- [STUDY MATERIAL]
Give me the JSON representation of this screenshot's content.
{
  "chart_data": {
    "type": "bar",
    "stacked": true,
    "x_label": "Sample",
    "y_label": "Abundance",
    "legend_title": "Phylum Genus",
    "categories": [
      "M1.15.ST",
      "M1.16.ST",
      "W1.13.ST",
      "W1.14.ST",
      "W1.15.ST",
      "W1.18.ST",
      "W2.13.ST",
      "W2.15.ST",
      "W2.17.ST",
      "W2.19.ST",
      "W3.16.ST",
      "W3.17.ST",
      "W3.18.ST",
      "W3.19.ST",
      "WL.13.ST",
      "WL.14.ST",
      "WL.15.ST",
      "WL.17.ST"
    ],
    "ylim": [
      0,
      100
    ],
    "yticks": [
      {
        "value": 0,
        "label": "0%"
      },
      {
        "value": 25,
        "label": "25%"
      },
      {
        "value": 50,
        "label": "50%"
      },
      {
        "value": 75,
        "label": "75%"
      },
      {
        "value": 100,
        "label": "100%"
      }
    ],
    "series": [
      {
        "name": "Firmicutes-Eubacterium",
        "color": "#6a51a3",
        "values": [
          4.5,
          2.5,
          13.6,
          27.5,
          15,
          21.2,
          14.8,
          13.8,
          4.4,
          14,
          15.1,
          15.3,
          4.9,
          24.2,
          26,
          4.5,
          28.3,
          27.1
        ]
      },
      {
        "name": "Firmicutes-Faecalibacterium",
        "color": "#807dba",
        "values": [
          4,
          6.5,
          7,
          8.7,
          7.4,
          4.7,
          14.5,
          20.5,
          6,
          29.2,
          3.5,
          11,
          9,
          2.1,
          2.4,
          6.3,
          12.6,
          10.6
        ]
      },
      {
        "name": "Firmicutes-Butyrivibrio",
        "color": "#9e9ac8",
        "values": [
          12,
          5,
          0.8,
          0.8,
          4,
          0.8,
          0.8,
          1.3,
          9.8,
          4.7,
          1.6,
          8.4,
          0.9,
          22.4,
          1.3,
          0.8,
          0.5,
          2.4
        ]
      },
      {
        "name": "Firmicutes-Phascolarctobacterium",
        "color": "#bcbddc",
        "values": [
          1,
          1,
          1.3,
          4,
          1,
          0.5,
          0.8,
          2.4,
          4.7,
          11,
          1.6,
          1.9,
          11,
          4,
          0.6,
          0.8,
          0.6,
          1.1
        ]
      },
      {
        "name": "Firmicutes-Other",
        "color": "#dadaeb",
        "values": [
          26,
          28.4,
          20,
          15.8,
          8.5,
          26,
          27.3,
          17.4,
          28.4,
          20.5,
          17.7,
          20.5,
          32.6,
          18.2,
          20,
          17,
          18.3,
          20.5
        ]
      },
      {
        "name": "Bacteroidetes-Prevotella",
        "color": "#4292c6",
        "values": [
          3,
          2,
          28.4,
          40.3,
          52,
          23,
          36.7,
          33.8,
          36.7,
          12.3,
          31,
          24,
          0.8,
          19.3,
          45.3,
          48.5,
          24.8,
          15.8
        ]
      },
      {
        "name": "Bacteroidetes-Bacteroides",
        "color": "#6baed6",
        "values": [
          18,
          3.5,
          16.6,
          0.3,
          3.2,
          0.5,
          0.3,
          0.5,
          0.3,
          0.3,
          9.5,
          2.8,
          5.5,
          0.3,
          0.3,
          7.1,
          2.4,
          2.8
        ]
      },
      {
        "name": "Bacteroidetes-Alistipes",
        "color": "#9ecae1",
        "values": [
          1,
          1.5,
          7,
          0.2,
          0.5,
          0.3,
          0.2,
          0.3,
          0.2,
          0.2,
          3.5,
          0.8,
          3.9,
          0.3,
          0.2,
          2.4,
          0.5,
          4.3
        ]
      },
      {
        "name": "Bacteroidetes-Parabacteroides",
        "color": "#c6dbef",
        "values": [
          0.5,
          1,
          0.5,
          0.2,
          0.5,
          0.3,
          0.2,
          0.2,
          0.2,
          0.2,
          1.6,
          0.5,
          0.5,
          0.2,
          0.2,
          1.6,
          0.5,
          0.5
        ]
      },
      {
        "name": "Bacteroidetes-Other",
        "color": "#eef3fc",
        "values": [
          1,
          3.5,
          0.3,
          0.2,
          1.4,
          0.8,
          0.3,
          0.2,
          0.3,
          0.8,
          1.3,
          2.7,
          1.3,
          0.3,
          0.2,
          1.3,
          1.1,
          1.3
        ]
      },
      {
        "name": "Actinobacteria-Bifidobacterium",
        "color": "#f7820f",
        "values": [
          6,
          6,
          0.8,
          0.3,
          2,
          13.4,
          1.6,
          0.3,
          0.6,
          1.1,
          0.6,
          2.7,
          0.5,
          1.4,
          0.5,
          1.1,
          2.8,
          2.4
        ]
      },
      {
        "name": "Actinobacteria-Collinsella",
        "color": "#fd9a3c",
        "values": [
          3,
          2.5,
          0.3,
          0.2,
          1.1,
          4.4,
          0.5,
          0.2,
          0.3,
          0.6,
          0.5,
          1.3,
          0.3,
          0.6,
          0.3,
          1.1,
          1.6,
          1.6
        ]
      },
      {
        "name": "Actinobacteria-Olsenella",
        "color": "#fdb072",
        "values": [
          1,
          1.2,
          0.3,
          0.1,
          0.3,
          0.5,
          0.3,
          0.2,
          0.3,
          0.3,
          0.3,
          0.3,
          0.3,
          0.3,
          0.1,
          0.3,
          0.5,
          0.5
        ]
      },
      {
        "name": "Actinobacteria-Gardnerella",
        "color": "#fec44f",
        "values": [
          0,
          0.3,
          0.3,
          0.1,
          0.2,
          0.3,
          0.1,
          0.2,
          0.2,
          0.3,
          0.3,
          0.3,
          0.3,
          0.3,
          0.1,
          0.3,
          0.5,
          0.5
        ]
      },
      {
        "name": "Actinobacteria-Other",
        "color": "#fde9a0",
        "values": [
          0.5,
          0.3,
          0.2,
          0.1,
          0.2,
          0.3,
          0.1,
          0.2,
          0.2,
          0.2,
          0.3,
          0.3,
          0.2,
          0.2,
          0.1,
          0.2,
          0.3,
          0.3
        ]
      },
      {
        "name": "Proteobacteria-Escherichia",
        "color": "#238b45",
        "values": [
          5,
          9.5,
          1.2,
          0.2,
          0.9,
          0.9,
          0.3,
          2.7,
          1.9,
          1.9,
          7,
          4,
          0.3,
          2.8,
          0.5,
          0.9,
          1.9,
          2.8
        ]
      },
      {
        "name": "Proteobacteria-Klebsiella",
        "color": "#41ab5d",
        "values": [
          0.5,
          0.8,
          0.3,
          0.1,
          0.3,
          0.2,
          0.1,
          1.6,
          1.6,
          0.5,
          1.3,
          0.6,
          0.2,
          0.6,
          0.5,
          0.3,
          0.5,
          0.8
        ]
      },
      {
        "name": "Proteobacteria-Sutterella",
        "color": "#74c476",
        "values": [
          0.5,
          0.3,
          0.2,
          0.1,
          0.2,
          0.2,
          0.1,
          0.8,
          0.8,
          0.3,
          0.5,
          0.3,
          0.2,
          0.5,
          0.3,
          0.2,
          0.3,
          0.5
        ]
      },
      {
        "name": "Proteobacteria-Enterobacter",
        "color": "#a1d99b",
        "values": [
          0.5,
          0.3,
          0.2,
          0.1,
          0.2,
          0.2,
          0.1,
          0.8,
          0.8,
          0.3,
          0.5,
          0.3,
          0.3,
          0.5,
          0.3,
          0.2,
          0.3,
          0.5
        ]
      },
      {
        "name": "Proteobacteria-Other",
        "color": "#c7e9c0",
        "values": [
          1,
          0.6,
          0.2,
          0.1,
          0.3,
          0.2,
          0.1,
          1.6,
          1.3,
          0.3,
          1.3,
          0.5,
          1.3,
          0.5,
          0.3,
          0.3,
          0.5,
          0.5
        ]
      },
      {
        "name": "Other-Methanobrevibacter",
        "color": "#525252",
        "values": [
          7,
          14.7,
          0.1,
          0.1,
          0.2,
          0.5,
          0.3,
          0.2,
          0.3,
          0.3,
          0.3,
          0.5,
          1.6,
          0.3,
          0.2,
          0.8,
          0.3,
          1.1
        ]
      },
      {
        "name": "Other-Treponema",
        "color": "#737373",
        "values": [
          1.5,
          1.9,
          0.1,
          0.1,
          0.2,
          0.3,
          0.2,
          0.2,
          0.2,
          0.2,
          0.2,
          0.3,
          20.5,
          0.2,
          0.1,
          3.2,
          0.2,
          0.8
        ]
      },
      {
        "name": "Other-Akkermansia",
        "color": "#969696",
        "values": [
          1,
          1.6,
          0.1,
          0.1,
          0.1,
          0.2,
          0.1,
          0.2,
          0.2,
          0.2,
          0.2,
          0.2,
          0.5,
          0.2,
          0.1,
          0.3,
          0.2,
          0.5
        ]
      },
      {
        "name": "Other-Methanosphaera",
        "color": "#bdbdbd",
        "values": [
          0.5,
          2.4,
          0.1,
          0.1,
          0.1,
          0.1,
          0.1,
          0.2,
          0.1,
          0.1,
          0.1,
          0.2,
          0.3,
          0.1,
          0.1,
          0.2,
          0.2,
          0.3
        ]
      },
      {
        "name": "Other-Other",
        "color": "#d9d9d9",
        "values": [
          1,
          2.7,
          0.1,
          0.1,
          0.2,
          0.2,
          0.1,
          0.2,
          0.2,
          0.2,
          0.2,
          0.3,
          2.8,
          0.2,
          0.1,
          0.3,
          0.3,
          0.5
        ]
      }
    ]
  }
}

* * *

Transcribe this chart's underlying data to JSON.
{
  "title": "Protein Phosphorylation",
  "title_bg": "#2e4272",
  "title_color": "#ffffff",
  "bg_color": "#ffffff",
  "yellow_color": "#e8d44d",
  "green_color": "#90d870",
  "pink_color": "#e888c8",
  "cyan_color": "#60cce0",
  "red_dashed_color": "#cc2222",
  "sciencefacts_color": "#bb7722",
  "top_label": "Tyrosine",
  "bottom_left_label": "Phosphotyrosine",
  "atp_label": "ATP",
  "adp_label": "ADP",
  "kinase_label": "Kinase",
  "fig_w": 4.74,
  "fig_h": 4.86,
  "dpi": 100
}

- [REQUIRED ACTION]
Provide the count, and nothing else, of lines in the data above where the word "Firmicutes" occurs.

- [ANSWER FOR THE TASK]
5